begin

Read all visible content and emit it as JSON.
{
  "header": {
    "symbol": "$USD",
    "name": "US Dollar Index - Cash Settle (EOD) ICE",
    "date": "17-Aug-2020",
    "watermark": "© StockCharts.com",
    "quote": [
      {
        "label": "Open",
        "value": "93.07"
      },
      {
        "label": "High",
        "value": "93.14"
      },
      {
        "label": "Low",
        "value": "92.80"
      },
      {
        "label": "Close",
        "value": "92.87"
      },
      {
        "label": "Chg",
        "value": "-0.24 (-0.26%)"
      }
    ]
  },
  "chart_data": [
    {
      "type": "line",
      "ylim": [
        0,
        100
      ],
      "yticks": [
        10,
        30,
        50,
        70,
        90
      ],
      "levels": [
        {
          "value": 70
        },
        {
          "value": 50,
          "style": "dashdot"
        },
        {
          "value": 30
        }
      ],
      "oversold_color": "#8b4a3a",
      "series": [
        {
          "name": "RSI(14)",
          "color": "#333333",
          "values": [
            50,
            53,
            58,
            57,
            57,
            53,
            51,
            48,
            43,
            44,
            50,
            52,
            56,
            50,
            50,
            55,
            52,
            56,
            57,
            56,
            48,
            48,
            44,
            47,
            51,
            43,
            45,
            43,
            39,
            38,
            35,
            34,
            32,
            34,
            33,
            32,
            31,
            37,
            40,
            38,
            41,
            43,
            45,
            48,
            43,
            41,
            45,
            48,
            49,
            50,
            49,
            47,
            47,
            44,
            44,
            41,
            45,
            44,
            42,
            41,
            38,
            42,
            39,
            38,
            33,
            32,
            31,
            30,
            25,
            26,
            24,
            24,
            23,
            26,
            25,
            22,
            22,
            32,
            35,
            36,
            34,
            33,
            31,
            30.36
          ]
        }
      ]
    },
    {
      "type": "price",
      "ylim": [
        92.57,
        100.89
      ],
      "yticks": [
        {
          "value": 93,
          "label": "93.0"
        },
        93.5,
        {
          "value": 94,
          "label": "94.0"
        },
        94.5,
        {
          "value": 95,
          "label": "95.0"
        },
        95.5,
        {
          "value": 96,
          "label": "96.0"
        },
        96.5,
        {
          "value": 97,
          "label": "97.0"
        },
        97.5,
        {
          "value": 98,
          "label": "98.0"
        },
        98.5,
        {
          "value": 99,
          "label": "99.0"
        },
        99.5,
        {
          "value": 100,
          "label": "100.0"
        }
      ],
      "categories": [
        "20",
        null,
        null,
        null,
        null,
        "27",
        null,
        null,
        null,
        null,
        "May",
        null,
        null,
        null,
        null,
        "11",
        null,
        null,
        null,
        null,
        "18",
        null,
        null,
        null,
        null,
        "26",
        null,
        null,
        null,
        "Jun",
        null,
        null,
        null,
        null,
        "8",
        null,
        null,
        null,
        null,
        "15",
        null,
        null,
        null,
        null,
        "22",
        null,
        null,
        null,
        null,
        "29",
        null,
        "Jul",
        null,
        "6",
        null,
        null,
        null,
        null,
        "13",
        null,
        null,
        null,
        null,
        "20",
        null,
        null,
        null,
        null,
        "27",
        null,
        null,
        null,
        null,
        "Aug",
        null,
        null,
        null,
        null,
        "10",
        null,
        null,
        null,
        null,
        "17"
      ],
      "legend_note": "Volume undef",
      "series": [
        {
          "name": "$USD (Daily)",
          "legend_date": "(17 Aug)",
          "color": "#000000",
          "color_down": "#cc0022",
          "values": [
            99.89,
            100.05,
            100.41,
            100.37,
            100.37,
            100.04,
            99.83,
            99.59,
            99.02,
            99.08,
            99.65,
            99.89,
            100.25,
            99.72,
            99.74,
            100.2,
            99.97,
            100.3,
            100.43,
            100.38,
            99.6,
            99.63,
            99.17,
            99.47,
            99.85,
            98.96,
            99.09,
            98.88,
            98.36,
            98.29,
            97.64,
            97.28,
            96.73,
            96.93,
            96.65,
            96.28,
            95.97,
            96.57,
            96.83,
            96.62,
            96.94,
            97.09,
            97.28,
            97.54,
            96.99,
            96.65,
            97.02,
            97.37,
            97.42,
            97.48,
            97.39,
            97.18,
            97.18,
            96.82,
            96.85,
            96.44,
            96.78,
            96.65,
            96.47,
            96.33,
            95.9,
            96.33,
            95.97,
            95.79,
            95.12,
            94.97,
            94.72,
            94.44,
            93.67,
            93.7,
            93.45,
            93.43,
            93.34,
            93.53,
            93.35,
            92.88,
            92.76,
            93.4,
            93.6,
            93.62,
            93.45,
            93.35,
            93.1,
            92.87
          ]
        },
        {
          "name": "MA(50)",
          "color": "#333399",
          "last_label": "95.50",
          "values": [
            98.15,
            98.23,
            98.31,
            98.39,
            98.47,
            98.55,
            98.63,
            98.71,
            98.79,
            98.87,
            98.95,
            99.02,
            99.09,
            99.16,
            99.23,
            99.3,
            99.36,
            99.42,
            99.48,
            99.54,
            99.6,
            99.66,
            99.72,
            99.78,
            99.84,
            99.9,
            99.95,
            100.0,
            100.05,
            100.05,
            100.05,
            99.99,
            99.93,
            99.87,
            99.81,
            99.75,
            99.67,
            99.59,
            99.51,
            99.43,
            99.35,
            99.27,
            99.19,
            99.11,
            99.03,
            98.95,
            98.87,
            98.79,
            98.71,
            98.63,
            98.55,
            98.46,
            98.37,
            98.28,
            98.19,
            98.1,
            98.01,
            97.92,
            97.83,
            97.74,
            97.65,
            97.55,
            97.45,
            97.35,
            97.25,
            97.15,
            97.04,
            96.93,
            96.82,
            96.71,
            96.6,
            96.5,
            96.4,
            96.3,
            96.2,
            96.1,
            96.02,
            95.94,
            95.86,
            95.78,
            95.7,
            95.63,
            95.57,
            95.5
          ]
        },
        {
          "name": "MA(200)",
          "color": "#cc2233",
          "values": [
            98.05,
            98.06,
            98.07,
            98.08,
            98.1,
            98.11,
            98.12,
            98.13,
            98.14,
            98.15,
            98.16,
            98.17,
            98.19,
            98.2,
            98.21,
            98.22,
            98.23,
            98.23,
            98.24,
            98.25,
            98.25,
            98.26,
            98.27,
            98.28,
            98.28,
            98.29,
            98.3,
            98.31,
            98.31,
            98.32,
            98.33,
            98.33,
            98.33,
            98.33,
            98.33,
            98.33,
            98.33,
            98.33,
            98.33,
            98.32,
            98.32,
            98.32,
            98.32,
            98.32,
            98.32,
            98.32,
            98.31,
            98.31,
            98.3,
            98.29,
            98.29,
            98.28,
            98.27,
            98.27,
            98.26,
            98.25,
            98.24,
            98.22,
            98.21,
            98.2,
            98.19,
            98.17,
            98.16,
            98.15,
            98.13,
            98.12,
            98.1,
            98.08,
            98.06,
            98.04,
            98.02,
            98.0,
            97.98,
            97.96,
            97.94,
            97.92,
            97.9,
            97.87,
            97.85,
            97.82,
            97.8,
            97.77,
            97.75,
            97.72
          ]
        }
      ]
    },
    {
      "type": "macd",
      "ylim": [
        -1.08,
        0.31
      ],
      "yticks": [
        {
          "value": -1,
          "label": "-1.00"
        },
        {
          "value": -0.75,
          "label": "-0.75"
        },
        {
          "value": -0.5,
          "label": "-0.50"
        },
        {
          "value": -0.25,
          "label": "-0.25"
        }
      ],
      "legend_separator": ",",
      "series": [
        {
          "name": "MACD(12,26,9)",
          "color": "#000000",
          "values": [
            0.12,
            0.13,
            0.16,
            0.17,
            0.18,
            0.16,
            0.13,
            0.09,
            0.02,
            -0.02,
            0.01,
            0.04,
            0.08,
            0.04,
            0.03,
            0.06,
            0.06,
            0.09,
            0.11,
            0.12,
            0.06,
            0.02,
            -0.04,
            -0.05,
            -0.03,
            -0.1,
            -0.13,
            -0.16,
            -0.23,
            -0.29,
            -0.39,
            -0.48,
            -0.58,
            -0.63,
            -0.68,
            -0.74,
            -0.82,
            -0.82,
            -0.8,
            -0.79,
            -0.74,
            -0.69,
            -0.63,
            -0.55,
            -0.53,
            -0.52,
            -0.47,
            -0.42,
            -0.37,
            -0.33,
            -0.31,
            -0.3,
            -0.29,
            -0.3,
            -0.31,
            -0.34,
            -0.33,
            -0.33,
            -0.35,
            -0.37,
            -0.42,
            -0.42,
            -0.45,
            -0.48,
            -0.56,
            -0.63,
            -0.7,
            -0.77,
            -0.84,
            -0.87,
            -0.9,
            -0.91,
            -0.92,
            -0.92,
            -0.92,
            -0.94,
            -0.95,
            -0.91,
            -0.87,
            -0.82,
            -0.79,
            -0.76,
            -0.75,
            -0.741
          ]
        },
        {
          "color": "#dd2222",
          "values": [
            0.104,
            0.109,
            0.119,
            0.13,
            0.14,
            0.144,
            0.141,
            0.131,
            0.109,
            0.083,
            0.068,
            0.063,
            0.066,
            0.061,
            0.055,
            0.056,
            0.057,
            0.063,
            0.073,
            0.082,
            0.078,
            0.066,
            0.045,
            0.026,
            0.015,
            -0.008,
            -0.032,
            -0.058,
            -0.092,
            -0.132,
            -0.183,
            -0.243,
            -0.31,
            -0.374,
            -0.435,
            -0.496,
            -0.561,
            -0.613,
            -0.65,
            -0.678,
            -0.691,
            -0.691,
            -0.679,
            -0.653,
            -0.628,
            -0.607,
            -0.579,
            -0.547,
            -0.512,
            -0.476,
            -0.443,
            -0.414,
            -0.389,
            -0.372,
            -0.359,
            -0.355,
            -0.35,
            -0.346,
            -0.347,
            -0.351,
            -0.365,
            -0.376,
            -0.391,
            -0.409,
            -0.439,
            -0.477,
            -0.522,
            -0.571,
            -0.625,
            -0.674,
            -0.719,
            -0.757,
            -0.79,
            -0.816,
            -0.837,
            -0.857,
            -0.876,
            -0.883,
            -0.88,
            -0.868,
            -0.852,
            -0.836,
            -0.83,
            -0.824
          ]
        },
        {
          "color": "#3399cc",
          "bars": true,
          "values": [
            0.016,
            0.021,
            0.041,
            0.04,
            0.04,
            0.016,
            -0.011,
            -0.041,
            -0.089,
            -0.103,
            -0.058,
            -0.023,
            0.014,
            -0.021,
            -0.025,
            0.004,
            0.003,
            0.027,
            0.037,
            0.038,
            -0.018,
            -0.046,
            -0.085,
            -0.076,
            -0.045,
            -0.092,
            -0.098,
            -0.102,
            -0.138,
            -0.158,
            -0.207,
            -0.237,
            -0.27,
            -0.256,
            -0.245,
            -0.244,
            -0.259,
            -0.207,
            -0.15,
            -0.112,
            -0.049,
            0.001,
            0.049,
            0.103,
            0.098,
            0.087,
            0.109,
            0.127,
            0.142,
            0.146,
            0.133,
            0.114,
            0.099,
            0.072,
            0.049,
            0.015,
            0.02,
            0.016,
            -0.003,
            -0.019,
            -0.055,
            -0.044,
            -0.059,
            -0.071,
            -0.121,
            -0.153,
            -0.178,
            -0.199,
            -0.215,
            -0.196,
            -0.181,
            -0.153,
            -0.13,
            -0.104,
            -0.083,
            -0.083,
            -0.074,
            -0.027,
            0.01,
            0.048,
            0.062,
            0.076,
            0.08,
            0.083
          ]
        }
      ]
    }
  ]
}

end

Job:
Copy out every line of the material above that mentions the word "name".

Exercise output:
    "name": "US Dollar Index - Cash Settle (EOD) ICE",
          "name": "RSI(14)",
          "name": "$USD (Daily)",
          "name": "MA(50)",
          "name": "MA(200)",
          "name": "MACD(12,26,9)",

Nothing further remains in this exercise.